(Records from a collection)
----------------

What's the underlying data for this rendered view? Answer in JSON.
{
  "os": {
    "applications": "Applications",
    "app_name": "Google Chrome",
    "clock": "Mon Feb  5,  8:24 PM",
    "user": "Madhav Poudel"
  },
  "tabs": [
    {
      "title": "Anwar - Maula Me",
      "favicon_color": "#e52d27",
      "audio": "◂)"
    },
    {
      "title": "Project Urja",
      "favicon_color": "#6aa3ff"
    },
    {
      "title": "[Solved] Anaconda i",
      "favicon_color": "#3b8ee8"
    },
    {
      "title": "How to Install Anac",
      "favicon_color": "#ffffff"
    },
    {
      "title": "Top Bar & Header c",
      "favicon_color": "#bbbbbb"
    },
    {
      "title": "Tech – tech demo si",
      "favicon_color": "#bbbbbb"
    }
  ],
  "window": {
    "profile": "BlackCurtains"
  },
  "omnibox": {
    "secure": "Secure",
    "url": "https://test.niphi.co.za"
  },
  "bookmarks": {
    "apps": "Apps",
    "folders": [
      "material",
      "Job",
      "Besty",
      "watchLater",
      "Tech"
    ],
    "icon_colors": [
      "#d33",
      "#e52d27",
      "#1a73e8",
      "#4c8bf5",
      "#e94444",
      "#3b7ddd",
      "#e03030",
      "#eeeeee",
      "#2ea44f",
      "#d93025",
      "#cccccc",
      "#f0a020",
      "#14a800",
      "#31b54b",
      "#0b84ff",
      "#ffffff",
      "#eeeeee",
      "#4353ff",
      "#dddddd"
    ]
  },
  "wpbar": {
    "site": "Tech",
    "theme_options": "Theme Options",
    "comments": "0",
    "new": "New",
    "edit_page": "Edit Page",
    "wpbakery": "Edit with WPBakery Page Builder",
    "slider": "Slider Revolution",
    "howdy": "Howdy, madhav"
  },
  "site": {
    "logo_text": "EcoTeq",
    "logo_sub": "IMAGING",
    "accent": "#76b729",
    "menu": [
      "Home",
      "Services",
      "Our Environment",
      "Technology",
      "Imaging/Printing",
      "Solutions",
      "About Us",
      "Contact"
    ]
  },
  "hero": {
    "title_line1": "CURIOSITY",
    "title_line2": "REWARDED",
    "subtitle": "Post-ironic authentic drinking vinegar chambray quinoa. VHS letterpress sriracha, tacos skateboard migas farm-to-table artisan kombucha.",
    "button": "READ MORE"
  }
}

----------------

_Task instructions_
Scan the data for the word "Edit" and copy every line where it shows up.

_Written solution_
    "edit_page": "Edit Page",
    "wpbakery": "Edit with WPBakery Page Builder",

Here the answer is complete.